List all lines in the material below that contain "OFDM".
BEGIN STORED ROWS
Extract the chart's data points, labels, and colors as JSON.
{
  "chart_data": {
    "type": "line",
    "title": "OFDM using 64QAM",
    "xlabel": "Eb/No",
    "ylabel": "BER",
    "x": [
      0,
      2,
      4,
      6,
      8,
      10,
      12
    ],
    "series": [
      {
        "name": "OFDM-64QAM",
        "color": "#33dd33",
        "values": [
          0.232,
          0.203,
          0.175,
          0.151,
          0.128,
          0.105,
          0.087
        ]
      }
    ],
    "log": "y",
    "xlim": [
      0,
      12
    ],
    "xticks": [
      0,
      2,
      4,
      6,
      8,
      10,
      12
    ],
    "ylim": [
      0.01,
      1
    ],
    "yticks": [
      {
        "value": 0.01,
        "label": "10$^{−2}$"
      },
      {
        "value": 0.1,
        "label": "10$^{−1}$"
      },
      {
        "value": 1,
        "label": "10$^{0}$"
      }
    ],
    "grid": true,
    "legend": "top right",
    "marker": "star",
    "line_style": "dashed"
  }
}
END STORED ROWS
## ANSWER
    "title": "OFDM using 64QAM",
        "name": "OFDM-64QAM",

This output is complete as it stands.